--- Start Input data ---

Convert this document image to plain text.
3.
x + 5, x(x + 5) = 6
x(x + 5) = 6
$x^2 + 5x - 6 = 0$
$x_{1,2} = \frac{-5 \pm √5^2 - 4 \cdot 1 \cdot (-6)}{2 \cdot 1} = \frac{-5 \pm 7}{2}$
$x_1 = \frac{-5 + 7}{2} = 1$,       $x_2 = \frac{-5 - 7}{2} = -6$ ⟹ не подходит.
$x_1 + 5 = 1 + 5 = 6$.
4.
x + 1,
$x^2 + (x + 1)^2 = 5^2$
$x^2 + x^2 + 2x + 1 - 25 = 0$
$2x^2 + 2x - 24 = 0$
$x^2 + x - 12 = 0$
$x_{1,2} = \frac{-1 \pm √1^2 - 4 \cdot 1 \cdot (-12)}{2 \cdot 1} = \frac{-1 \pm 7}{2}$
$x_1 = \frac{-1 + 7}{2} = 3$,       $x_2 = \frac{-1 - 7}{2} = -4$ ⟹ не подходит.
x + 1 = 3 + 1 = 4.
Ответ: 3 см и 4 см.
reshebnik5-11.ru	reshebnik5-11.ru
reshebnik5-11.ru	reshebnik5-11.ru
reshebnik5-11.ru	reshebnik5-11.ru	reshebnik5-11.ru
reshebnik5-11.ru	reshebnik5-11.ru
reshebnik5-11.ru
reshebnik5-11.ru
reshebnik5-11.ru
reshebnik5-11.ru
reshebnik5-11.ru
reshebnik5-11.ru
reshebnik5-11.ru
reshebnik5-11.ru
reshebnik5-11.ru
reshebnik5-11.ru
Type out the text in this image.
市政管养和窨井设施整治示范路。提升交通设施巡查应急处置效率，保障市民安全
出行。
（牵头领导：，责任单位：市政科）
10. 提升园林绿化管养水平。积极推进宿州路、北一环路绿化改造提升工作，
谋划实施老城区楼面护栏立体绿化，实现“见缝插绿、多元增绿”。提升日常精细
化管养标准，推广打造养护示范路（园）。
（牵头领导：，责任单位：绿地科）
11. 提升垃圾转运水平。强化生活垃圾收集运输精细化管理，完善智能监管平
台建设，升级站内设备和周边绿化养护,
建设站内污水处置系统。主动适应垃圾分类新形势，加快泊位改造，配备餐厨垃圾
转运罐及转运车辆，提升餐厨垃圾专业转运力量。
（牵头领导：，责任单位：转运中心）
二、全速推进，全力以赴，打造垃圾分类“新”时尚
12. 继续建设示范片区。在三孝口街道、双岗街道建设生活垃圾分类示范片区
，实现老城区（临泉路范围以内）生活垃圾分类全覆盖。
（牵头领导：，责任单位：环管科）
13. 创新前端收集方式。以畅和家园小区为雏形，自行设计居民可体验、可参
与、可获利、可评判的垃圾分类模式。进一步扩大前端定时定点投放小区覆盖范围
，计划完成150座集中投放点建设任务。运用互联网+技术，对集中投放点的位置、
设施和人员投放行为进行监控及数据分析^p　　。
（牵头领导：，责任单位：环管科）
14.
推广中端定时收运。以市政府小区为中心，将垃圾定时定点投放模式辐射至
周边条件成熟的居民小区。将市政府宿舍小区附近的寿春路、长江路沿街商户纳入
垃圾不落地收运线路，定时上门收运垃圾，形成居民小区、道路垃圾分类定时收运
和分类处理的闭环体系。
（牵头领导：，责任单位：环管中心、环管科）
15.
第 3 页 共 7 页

--- End Input data ---

Aim of the task:
Above are the records; retype every one exactly.

Solution to this task:
Convert this document image to plain text.
3.
x + 5, x(x + 5) = 6
x(x + 5) = 6
$x^2 + 5x - 6 = 0$
$x_{1,2} = \frac{-5 \pm √5^2 - 4 \cdot 1 \cdot (-6)}{2 \cdot 1} = \frac{-5 \pm 7}{2}$
$x_1 = \frac{-5 + 7}{2} = 1$,       $x_2 = \frac{-5 - 7}{2} = -6$ ⟹ не подходит.
$x_1 + 5 = 1 + 5 = 6$.
4.
x + 1,
$x^2 + (x + 1)^2 = 5^2$
$x^2 + x^2 + 2x + 1 - 25 = 0$
$2x^2 + 2x - 24 = 0$
$x^2 + x - 12 = 0$
$x_{1,2} = \frac{-1 \pm √1^2 - 4 \cdot 1 \cdot (-12)}{2 \cdot 1} = \frac{-1 \pm 7}{2}$
$x_1 = \frac{-1 + 7}{2} = 3$,       $x_2 = \frac{-1 - 7}{2} = -4$ ⟹ не подходит.
x + 1 = 3 + 1 = 4.
Ответ: 3 см и 4 см.
reshebnik5-11.ru	reshebnik5-11.ru
reshebnik5-11.ru	reshebnik5-11.ru
reshebnik5-11.ru	reshebnik5-11.ru	reshebnik5-11.ru
reshebnik5-11.ru	reshebnik5-11.ru
reshebnik5-11.ru
reshebnik5-11.ru
reshebnik5-11.ru
reshebnik5-11.ru
reshebnik5-11.ru
reshebnik5-11.ru
reshebnik5-11.ru
reshebnik5-11.ru
reshebnik5-11.ru
reshebnik5-11.ru
Type out the text in this image.
市政管养和窨井设施整治示范路。提升交通设施巡查应急处置效率，保障市民安全
出行。
（牵头领导：，责任单位：市政科）
10. 提升园林绿化管养水平。积极推进宿州路、北一环路绿化改造提升工作，
谋划实施老城区楼面护栏立体绿化，实现“见缝插绿、多元增绿”。提升日常精细
化管养标准，推广打造养护示范路（园）。
（牵头领导：，责任单位：绿地科）
11. 提升垃圾转运水平。强化生活垃圾收集运输精细化管理，完善智能监管平
台建设，升级站内设备和周边绿化养护,
建设站内污水处置系统。主动适应垃圾分类新形势，加快泊位改造，配备餐厨垃圾
转运罐及转运车辆，提升餐厨垃圾专业转运力量。
（牵头领导：，责任单位：转运中心）
二、全速推进，全力以赴，打造垃圾分类“新”时尚
12. 继续建设示范片区。在三孝口街道、双岗街道建设生活垃圾分类示范片区
，实现老城区（临泉路范围以内）生活垃圾分类全覆盖。
（牵头领导：，责任单位：环管科）
13. 创新前端收集方式。以畅和家园小区为雏形，自行设计居民可体验、可参
与、可获利、可评判的垃圾分类模式。进一步扩大前端定时定点投放小区覆盖范围
，计划完成150座集中投放点建设任务。运用互联网+技术，对集中投放点的位置、
设施和人员投放行为进行监控及数据分析^p　　。
（牵头领导：，责任单位：环管科）
14.
推广中端定时收运。以市政府小区为中心，将垃圾定时定点投放模式辐射至
周边条件成熟的居民小区。将市政府宿舍小区附近的寿春路、长江路沿街商户纳入
垃圾不落地收运线路，定时上门收运垃圾，形成居民小区、道路垃圾分类定时收运
和分类处理的闭环体系。
（牵头领导：，责任单位：环管中心、环管科）
15.
第 3 页 共 7 页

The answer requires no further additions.